• **Your instructions**
Repeat the material word for word, from its first line up to and including the line containing "144, 524, 174]".

• **The records**
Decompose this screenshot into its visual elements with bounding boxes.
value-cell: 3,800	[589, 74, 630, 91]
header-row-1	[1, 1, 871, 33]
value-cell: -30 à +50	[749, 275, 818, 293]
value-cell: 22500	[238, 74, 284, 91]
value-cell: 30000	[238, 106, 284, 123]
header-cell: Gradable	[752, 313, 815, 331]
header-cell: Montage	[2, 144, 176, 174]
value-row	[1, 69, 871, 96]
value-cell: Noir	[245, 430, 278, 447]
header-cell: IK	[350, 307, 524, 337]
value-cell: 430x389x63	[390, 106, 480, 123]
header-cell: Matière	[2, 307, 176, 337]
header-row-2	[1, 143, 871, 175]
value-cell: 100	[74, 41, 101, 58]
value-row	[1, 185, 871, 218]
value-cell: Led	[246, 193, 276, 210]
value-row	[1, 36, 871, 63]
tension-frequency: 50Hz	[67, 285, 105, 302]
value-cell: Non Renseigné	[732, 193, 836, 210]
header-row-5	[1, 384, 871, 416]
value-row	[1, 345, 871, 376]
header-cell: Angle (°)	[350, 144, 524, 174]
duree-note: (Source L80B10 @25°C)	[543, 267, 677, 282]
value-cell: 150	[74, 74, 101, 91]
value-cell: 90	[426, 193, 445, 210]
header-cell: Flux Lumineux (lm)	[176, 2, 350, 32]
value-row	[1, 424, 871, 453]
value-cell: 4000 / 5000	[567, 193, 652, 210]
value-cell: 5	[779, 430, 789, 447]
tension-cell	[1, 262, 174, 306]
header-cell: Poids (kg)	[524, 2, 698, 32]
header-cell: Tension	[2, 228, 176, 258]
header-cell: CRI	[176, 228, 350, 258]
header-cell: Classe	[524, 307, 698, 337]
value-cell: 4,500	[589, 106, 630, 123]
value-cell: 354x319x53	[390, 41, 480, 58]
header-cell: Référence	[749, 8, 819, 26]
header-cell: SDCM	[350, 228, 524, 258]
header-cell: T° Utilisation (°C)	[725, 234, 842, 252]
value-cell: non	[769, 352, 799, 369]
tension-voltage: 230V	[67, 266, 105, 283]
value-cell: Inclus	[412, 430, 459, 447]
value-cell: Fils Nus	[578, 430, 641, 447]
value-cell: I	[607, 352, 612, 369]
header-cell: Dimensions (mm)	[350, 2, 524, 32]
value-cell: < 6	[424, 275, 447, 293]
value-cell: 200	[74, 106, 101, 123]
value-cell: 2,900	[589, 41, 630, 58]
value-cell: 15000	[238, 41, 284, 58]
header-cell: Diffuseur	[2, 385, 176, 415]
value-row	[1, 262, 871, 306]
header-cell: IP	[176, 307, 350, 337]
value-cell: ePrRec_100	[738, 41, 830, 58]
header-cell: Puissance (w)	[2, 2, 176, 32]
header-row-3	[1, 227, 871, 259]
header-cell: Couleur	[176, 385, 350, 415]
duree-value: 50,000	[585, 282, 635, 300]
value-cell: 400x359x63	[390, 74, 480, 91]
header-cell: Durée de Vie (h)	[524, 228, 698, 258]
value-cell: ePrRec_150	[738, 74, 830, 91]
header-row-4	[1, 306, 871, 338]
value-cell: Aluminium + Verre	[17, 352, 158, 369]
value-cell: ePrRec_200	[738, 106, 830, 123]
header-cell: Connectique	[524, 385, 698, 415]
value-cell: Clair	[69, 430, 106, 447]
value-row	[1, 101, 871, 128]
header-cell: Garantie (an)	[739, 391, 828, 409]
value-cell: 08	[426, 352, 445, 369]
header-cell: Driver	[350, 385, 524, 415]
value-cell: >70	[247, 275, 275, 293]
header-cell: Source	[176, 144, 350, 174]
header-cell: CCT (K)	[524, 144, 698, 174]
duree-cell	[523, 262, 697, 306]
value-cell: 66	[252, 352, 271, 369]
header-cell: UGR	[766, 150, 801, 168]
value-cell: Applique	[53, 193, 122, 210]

• **Solution to the exercise**
Decompose this screenshot into its visual elements with bounding boxes.
value-cell: 3,800	[589, 74, 630, 91]
header-row-1	[1, 1, 871, 33]
value-cell: -30 à +50	[749, 275, 818, 293]
value-cell: 22500	[238, 74, 284, 91]
value-cell: 30000	[238, 106, 284, 123]
header-cell: Gradable	[752, 313, 815, 331]
header-cell: Montage	[2, 144, 176, 174]
value-row	[1, 69, 871, 96]
value-cell: Noir	[245, 430, 278, 447]
header-cell: IK	[350, 307, 524, 337]
value-cell: 430x389x63	[390, 106, 480, 123]
header-cell: Matière	[2, 307, 176, 337]
header-row-2	[1, 143, 871, 175]
value-cell: 100	[74, 41, 101, 58]
value-row	[1, 185, 871, 218]
value-cell: Led	[246, 193, 276, 210]
value-row	[1, 36, 871, 63]
tension-frequency: 50Hz	[67, 285, 105, 302]
value-cell: Non Renseigné	[732, 193, 836, 210]
header-row-5	[1, 384, 871, 416]
value-row	[1, 345, 871, 376]
header-cell: Angle (°)	[350, 144, 524, 174]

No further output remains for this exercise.